[Stored data entries]
· · · · · · ·

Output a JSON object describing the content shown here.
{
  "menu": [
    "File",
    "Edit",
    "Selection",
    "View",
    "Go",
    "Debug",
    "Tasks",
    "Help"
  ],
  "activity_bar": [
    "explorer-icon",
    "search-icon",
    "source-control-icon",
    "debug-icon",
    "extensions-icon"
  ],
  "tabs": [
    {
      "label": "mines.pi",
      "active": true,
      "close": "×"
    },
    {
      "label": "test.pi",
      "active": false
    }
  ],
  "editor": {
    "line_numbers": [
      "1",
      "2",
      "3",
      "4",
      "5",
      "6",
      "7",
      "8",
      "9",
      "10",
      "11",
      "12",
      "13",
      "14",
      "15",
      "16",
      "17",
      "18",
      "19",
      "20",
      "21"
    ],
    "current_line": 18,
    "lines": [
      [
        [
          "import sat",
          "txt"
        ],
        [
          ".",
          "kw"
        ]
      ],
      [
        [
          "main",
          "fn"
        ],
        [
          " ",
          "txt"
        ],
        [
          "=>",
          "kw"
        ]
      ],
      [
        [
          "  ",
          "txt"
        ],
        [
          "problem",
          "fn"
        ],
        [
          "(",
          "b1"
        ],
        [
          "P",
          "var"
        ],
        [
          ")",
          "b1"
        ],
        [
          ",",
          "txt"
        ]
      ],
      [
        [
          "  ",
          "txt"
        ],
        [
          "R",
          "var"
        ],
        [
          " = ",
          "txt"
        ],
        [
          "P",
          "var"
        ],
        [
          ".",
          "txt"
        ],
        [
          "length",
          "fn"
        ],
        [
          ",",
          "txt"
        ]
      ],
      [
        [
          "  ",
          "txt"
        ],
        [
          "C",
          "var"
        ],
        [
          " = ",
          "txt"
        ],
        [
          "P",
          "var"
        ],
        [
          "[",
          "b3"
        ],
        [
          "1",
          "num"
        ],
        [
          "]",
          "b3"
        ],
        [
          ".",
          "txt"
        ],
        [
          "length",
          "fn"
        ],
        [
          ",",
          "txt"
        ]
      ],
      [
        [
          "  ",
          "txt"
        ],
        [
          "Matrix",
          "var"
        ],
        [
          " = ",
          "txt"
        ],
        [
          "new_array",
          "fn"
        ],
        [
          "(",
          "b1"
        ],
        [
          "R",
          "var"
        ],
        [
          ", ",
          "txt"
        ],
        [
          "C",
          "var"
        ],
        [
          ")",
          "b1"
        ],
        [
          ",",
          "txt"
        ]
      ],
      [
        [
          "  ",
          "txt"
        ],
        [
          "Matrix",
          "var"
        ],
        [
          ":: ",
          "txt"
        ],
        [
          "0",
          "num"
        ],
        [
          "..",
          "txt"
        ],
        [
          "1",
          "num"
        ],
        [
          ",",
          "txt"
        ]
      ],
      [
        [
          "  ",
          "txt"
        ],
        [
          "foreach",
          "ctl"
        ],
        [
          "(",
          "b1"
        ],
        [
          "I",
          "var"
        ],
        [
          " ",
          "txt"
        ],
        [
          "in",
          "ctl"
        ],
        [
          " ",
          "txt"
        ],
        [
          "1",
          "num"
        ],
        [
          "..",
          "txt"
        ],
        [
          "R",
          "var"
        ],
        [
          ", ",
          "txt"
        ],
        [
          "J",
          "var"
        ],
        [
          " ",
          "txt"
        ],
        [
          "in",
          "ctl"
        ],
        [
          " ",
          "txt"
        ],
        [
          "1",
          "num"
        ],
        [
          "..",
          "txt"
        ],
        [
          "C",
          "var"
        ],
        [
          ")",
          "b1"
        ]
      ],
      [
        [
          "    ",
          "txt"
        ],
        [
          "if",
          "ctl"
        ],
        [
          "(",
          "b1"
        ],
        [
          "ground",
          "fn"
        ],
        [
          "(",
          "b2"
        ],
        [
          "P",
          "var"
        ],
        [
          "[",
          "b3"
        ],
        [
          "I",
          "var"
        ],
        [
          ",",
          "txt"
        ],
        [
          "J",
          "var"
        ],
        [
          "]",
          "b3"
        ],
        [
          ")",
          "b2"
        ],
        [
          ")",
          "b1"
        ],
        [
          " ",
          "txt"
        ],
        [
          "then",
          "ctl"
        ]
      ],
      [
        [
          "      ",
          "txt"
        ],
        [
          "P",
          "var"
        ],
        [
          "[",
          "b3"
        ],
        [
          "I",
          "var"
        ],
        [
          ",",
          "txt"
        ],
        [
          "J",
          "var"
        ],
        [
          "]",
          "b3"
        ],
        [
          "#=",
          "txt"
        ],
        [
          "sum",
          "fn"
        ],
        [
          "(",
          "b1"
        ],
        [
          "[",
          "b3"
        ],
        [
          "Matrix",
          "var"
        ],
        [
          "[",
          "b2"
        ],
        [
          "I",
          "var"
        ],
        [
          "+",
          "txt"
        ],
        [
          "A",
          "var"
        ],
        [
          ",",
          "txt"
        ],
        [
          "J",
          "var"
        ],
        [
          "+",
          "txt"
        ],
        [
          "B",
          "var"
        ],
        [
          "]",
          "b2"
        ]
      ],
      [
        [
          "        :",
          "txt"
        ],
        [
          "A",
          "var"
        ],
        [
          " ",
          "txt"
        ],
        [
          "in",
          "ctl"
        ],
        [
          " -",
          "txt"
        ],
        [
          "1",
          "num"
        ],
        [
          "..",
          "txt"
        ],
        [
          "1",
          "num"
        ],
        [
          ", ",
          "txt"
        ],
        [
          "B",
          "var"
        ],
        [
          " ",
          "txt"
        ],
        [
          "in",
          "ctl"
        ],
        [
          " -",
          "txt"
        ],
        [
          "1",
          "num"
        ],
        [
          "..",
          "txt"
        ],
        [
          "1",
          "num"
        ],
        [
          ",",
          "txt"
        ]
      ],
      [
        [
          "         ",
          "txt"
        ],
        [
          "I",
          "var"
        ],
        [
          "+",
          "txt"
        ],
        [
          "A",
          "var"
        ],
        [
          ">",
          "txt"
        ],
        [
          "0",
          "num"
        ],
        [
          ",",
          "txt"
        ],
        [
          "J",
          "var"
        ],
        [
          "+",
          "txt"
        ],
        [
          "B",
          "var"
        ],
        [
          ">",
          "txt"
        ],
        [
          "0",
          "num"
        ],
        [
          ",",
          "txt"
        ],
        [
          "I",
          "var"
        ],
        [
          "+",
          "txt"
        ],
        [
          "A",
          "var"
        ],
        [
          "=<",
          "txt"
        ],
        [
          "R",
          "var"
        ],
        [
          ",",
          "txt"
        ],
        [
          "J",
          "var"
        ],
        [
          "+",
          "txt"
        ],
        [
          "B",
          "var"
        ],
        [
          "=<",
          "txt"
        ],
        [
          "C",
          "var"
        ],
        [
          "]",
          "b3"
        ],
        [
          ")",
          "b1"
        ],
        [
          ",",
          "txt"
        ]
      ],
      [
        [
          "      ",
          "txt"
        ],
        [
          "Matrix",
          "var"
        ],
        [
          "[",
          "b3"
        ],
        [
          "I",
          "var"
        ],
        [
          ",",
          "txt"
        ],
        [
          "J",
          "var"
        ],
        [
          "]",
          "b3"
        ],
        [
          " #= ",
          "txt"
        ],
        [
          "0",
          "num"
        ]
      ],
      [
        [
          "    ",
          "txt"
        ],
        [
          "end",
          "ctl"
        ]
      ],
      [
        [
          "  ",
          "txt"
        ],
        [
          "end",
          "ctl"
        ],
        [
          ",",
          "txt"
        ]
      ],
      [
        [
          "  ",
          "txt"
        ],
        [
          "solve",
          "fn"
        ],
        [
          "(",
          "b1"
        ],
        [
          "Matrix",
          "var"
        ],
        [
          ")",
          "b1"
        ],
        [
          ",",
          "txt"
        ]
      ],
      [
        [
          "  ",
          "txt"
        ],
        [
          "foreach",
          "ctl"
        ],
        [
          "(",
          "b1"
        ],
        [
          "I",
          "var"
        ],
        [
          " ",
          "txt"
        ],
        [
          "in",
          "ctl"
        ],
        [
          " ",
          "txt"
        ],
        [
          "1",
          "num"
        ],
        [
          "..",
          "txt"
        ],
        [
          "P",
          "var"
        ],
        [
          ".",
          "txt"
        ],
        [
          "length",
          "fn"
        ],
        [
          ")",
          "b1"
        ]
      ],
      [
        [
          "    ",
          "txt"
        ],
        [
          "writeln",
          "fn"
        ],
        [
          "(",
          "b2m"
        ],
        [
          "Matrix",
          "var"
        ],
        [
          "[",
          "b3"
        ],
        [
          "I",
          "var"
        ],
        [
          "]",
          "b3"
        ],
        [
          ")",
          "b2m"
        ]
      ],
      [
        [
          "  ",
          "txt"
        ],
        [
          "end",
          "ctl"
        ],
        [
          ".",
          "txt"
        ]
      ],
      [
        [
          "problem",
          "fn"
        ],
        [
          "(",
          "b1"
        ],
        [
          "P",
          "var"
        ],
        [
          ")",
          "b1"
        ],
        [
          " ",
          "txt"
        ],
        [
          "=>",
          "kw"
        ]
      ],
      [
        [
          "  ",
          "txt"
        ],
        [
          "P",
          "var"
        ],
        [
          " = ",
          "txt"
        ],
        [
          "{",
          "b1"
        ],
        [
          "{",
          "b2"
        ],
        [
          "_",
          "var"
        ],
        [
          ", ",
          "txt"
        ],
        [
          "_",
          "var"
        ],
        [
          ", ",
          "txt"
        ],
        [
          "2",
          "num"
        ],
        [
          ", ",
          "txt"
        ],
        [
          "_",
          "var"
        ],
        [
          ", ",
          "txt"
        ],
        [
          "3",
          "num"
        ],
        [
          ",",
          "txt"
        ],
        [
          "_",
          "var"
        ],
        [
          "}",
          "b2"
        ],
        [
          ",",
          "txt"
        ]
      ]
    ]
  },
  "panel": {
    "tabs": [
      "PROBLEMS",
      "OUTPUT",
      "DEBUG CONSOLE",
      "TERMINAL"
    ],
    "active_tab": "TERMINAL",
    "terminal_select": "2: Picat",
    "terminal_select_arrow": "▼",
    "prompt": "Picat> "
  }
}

· · · · · · ·

- **What is being asked**
Each line above that holds the string "icon" should be copied and shown.

- **Written solution**
    "explorer-icon",
    "search-icon",
    "source-control-icon",
    "debug-icon",
    "extensions-icon"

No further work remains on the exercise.